### Task goal
Scan the following material for the string "them" and copy each line in which it appears.

### Records for the task
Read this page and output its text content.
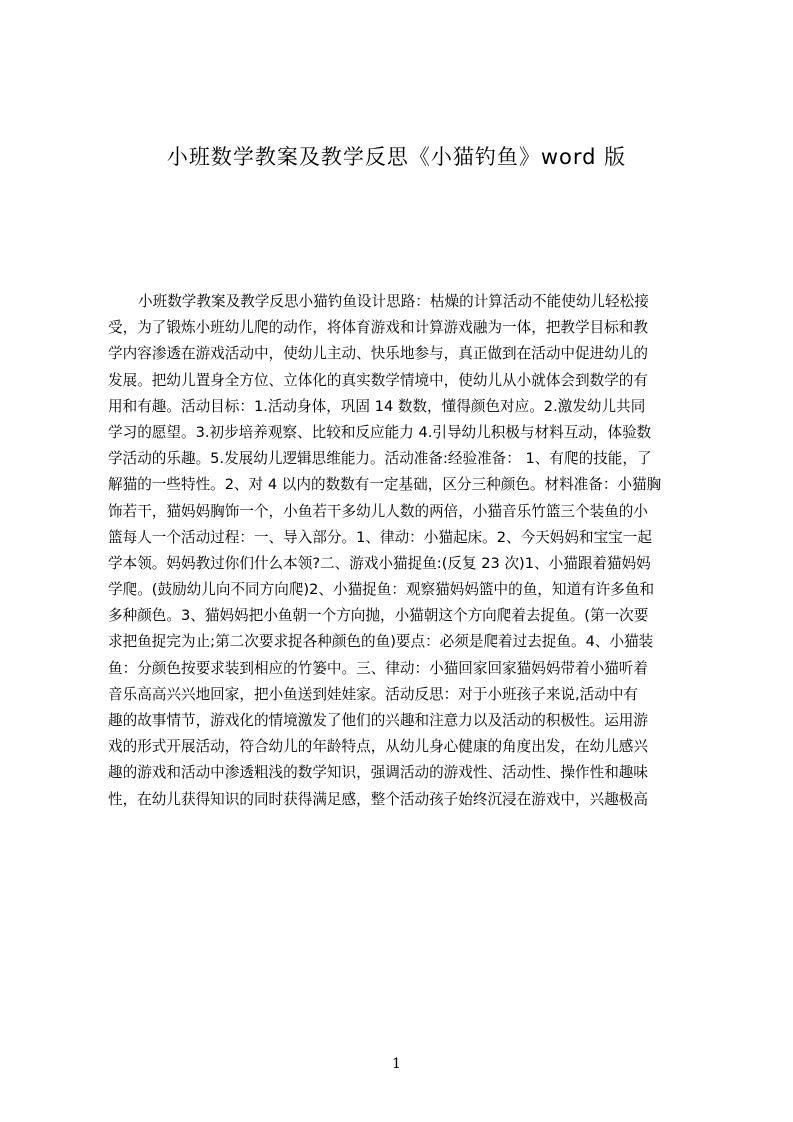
小班数学教案及教学反思《小猫钓鱼》word 版
小班数学教案及教学反思小猫钓鱼设计思路：枯燥的计算活动不能使幼儿轻松接
受，为了锻炼小班幼儿爬的动作，将体育游戏和计算游戏融为一体，把教学目标和教
学内容渗透在游戏活动中，使幼儿主动、快乐地参与，真正做到在活动中促进幼儿的
发展。把幼儿置身全方位、立体化的真实数学情境中，使幼儿从小就体会到数学的有
用和有趣。活动目标：1.活动身体，巩固 14 数数，懂得颜色对应。2.激发幼儿共同
学习的愿望。3.初步培养观察、比较和反应能力 4.引导幼儿积极与材料互动，体验数
学活动的乐趣。5.发展幼儿逻辑思维能力。活动准备:经验准备： 1、有爬的技能，了
解猫的一些特性。2、对 4 以内的数数有一定基础，区分三种颜色。材料准备：小猫胸
饰若干，猫妈妈胸饰一个，小鱼若干多幼儿人数的两倍，小猫音乐竹篮三个装鱼的小
篮每人一个活动过程：一、导入部分。1、律动：小猫起床。2、今天妈妈和宝宝一起
学本领。妈妈教过你们什么本领?二、游戏小猫捉鱼:(反复 23 次)1、小猫跟着猫妈妈
学爬。(鼓励幼儿向不同方向爬)2、小猫捉鱼：观察猫妈妈篮中的鱼，知道有许多鱼和
多种颜色。3、猫妈妈把小鱼朝一个方向抛，小猫朝这个方向爬着去捉鱼。(第一次要
求把鱼捉完为止;第二次要求捉各种颜色的鱼)要点：必须是爬着过去捉鱼。4、小猫装
鱼：分颜色按要求装到相应的竹篓中。三、律动：小猫回家回家猫妈妈带着小猫听着
音乐高高兴兴地回家，把小鱼送到娃娃家。活动反思：对于小班孩子来说,活动中有
趣的故事情节，游戏化的情境激发了他们的兴趣和注意力以及活动的积极性。运用游
戏的形式开展活动，符合幼儿的年龄特点，从幼儿身心健康的角度出发，在幼儿感兴
趣的游戏和活动中渗透粗浅的数学知识，强调活动的游戏性、活动性、操作性和趣味
性，在幼儿获得知识的同时获得满足感，整个活动孩子始终沉浸在游戏中，兴趣极高
1
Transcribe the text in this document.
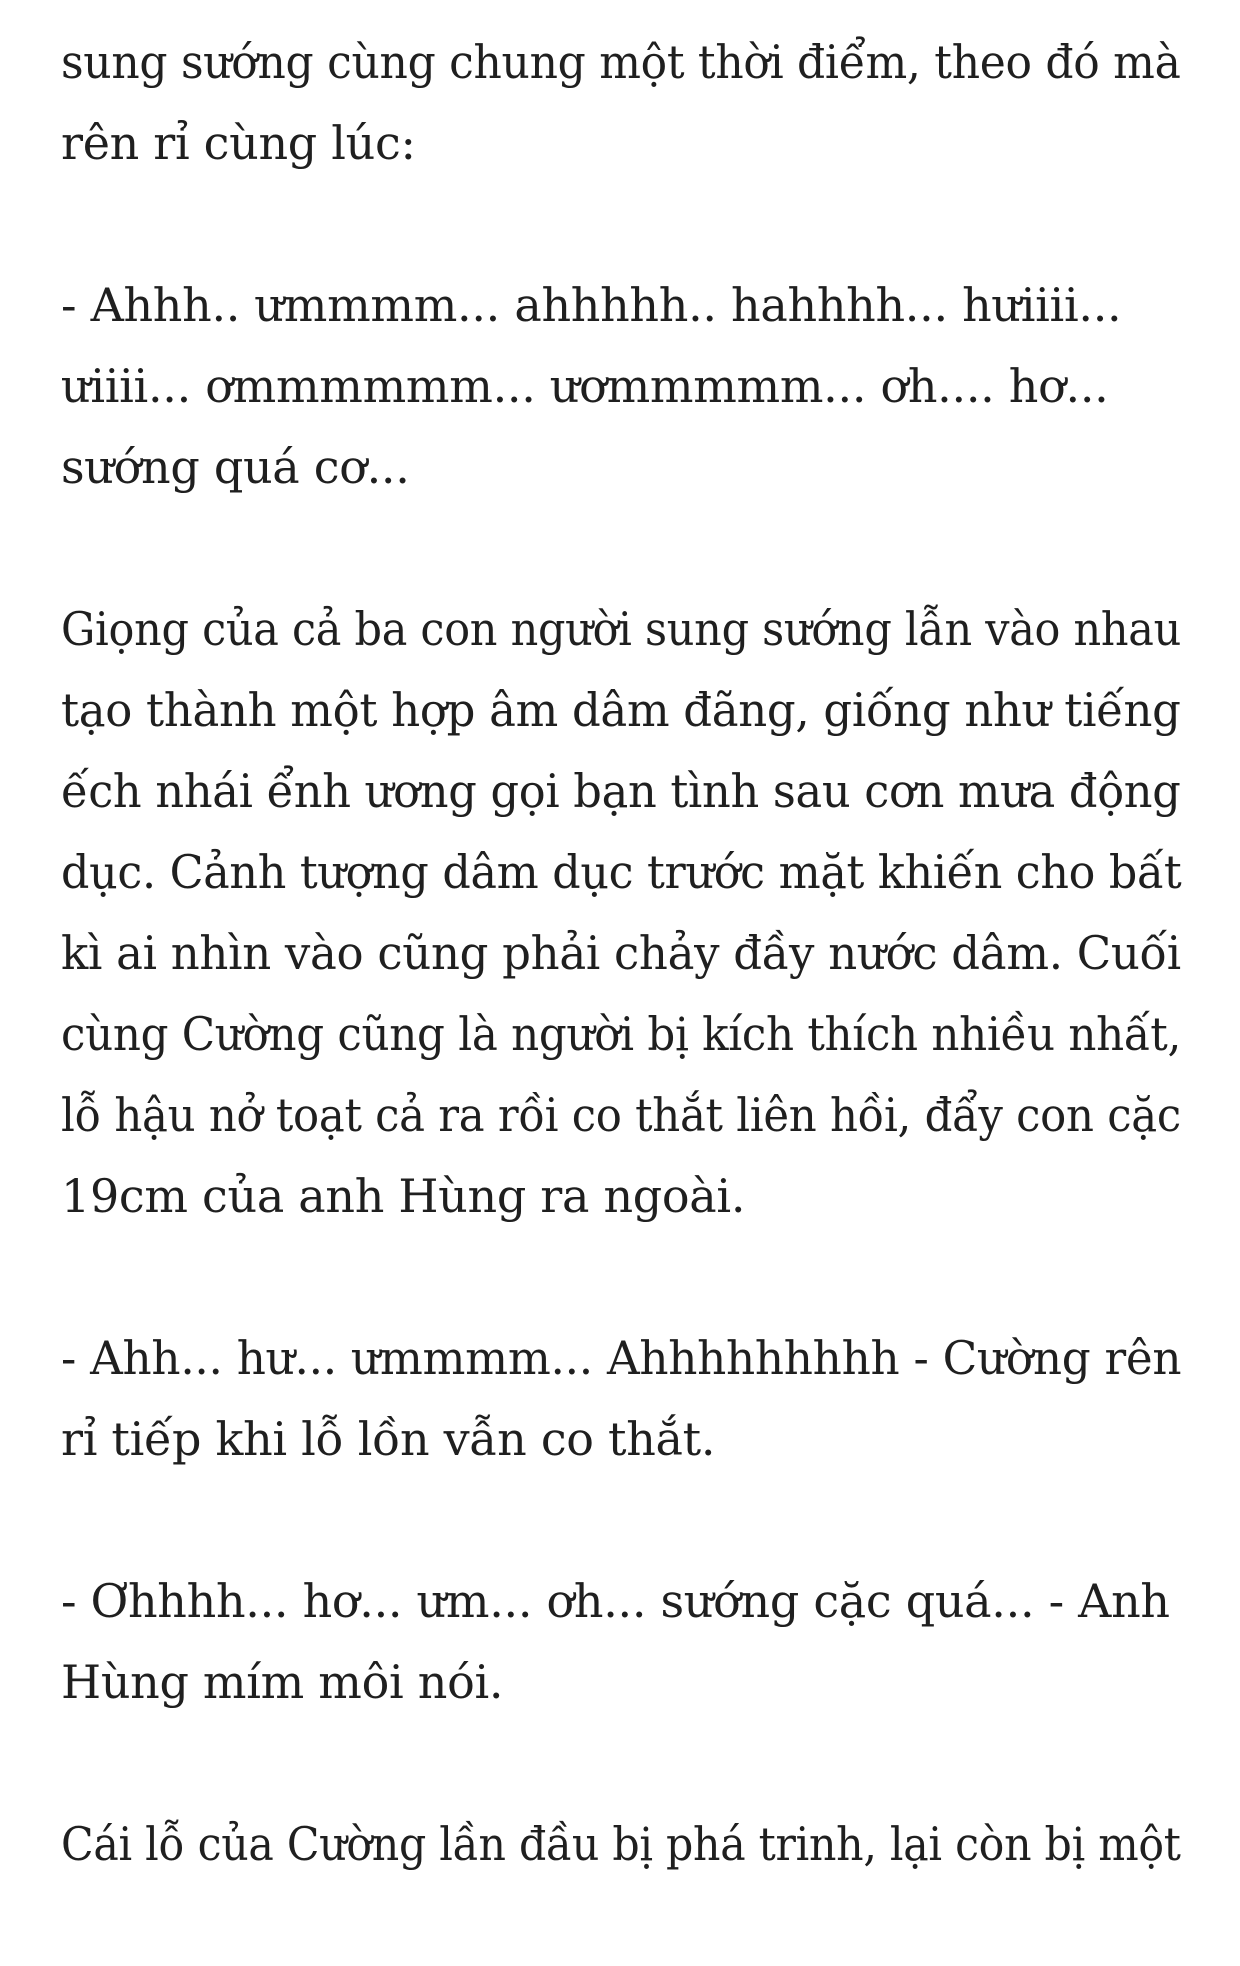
sung sướng cùng chung một thời điểm, theo đó mà

rên rỉ cùng lúc:

- Ahhh.. ưmmmm... ahhhhh.. hahhhh... hưiiii...
ưiiii... ơmmmmmm... ươmmmmm... ơh.... hơ...
sướng quá cơ...

Giọng của cả ba con người sung sướng lẫn vào nhau
tạo thành một hợp âm dâm đãng, giống như tiếng
ếch nhái ểnh ương gọi bạn tình sau cơn mưa động
dục. Cảnh tượng dâm dục trước mặt khiến cho bất
kì ai nhìn vào cũng phải chảy đầy nước dâm. Cuối
cùng Cường cũng là người bị kích thích nhiều nhất,
lỗ hậu nở toạt cả ra rồi co thắt liên hồi, đẩy con cặc

19cm của anh Hùng ra ngoài.

- Ahh... hư... ưmmmm... Ahhhhhhhhh - Cường rên

rỉ tiếp khi lỗ lồn vẫn co thắt.

- Ơhhhh... hơ... ưm... ơh... sướng cặc quá... - Anh
Hùng mím môi nói.

Cái lỗ của Cường lần đầu bị phá trinh, lại còn bị một
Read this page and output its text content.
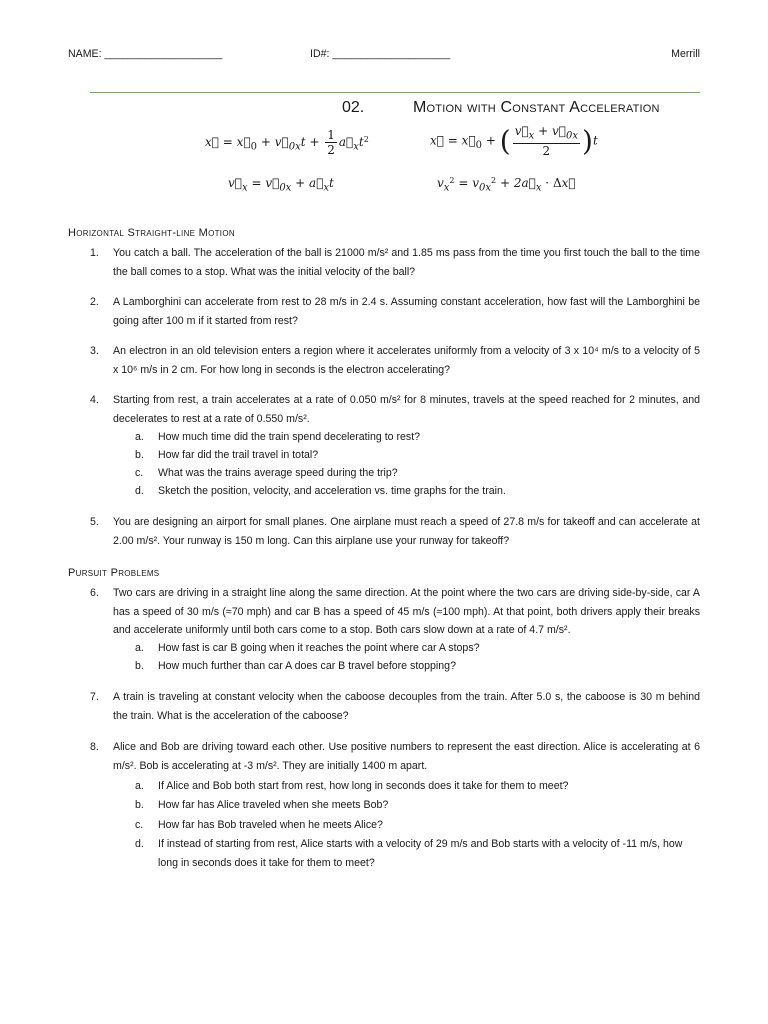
NAME: ____________________	ID#: ____________________	Merrill
02.	Motion with Constant Acceleration
x⃗ = $x⃗_0$ + $v⃗_{0x}t + \frac{1}{2}$ $a⃗_xt^2$	x⃗ = $x⃗_0$ + ( $\frac{v⃗_x + v⃗_{0x}}{2} )t$
$v⃗_x$ = $v⃗_{0x}$ + $a⃗_xt$	$v_x^2 = v_{0x}^2$ + $2a⃗_x$ · Δx⃗
Horizontal Straight-line Motion
1. You catch a ball. The acceleration of the ball is 21000 m/s² and 1.85 ms pass from the time you first touch the ball to the time the ball comes to a stop. What was the initial velocity of the ball?
2. A Lamborghini can accelerate from rest to 28 m/s in 2.4 s. Assuming constant acceleration, how fast will the Lamborghini be going after 100 m if it started from rest?
3. An electron in an old television enters a region where it accelerates uniformly from a velocity of 3 x 10⁴ m/s to a velocity of 5 x 10⁶ m/s in 2 cm. For how long in seconds is the electron accelerating?
4. Starting from rest, a train accelerates at a rate of 0.050 m/s² for 8 minutes, travels at the speed reached for 2 minutes, and decelerates to rest at a rate of 0.550 m/s².
a. How much time did the train spend decelerating to rest?
b. How far did the trail travel in total?
c. What was the trains average speed during the trip?
d. Sketch the position, velocity, and acceleration vs. time graphs for the train.
5. You are designing an airport for small planes. One airplane must reach a speed of 27.8 m/s for takeoff and can accelerate at 2.00 m/s². Your runway is 150 m long. Can this airplane use your runway for takeoff?
Pursuit Problems
6. Two cars are driving in a straight line along the same direction. At the point where the two cars are driving side-by-side, car A has a speed of 30 m/s (≈70 mph) and car B has a speed of 45 m/s (≈100 mph). At that point, both drivers apply their breaks and accelerate uniformly until both cars come to a stop. Both cars slow down at a rate of 4.7 m/s².
a. How fast is car B going when it reaches the point where car A stops?
b. How much further than car A does car B travel before stopping?
7. A train is traveling at constant velocity when the caboose decouples from the train. After 5.0 s, the caboose is 30 m behind the train. What is the acceleration of the caboose?
8. Alice and Bob are driving toward each other. Use positive numbers to represent the east direction. Alice is accelerating at 6 m/s². Bob is accelerating at -3 m/s². They are initially 1400 m apart.
a. If Alice and Bob both start from rest, how long in seconds does it take for them to meet?
b. How far has Alice traveled when she meets Bob?
c. How far has Bob traveled when he meets Alice?
d. If instead of starting from rest, Alice starts with a velocity of 29 m/s and Bob starts with a velocity of -11 m/s, how long in seconds does it take for them to meet?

### Exercise answer
a. If Alice and Bob both start from rest, how long in seconds does it take for them to meet?
d. If instead of starting from rest, Alice starts with a velocity of 29 m/s and Bob starts with a velocity of -11 m/s, how long in seconds does it take for them to meet?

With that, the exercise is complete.